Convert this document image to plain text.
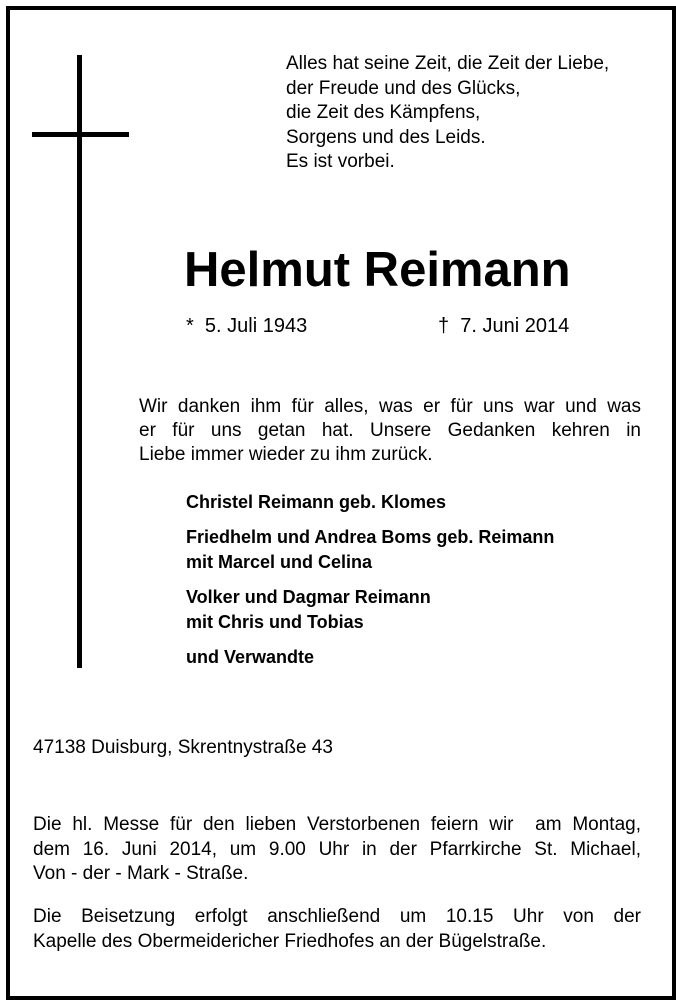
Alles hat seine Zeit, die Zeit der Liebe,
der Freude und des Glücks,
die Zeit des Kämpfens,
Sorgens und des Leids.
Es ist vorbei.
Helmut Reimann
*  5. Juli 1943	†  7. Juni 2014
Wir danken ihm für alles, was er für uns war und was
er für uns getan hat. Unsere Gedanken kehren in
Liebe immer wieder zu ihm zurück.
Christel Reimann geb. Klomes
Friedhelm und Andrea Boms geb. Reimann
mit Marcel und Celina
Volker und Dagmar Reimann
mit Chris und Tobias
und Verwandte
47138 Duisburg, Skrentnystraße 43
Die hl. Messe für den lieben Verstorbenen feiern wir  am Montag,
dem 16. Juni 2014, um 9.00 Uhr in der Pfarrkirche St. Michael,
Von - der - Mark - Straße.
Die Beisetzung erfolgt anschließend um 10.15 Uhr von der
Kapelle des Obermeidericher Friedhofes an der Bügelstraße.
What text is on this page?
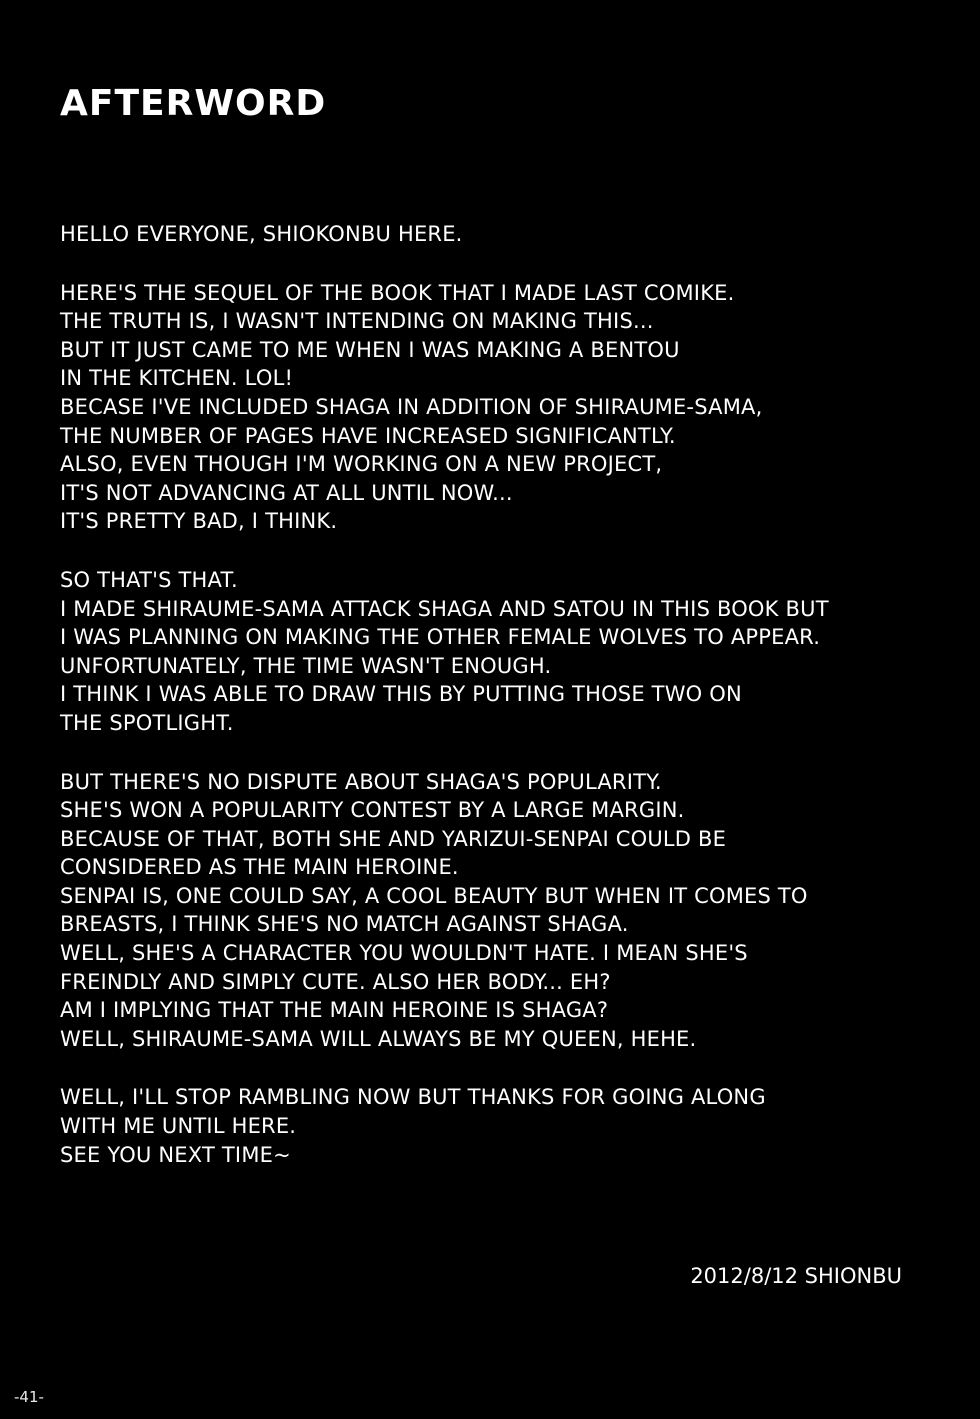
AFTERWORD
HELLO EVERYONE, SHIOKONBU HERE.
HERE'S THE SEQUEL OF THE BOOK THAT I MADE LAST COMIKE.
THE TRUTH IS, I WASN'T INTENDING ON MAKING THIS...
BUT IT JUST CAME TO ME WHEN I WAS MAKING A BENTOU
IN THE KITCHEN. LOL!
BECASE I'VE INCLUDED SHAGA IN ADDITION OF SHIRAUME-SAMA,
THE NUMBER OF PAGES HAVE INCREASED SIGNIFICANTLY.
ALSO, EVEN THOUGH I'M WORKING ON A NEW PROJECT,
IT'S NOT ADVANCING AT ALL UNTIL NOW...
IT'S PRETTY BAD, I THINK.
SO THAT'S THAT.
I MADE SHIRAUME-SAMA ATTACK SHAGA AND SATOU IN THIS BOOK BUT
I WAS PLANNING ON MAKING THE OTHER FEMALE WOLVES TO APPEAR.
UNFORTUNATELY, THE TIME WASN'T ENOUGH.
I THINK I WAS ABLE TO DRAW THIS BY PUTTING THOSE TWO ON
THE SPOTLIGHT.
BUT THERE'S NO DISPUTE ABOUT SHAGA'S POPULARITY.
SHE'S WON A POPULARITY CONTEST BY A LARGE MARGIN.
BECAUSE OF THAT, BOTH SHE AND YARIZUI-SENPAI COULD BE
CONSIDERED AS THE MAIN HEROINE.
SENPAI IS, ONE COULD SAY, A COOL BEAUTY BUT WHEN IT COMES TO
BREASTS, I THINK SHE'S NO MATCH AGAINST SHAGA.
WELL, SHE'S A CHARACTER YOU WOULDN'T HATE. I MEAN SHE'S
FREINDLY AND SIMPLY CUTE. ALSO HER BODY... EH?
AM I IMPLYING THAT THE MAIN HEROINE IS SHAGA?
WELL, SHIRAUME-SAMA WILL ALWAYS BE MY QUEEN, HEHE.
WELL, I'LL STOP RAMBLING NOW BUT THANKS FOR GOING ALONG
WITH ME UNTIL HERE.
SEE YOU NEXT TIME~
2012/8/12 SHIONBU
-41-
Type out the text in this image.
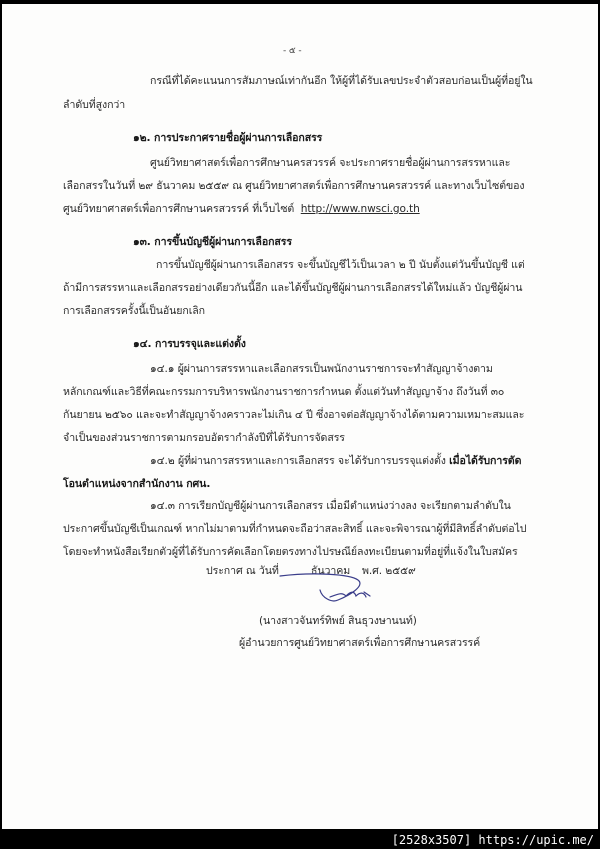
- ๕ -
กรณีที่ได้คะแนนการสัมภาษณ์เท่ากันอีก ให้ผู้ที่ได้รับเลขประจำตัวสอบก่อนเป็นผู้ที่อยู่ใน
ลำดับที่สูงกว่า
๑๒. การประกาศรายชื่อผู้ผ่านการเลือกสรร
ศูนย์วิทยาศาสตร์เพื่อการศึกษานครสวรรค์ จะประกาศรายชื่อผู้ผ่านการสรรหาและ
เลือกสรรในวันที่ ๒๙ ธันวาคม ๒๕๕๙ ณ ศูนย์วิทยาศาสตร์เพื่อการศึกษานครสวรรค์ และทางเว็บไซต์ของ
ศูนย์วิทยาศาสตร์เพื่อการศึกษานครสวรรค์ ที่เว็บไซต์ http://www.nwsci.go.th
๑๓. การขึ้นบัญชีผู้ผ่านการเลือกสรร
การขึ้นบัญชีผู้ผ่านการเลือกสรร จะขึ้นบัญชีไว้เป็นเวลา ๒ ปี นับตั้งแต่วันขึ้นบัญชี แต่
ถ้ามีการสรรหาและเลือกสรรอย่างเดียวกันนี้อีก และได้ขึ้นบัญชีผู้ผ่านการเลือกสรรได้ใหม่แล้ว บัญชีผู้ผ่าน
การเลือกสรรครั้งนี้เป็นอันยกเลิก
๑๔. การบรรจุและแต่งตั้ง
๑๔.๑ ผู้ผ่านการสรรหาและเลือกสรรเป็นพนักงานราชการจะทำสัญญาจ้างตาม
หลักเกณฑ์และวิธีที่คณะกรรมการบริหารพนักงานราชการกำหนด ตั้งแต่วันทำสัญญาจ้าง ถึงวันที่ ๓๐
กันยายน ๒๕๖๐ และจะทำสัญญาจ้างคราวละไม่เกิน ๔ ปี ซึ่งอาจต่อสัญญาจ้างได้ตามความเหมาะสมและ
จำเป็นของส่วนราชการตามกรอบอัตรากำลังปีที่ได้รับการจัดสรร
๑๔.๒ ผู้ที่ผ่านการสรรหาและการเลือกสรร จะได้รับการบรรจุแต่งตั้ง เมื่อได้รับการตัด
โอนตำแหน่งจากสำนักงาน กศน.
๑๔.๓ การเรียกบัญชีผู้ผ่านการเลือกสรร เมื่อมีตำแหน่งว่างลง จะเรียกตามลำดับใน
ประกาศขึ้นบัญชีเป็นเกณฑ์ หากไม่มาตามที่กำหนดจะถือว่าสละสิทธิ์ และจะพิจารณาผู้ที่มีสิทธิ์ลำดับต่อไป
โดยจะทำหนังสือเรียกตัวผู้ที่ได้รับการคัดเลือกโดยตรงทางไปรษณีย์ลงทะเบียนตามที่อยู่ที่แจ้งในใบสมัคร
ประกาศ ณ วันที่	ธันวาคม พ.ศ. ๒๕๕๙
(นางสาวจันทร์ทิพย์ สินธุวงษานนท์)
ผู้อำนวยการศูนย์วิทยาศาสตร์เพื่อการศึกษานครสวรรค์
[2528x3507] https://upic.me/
---
Task to carry out: Copy out each line of the records where the string "TIME" appears.

Response:
UNFORTUNATELY, THE TIME WASN'T ENOUGH.
SEE YOU NEXT TIME~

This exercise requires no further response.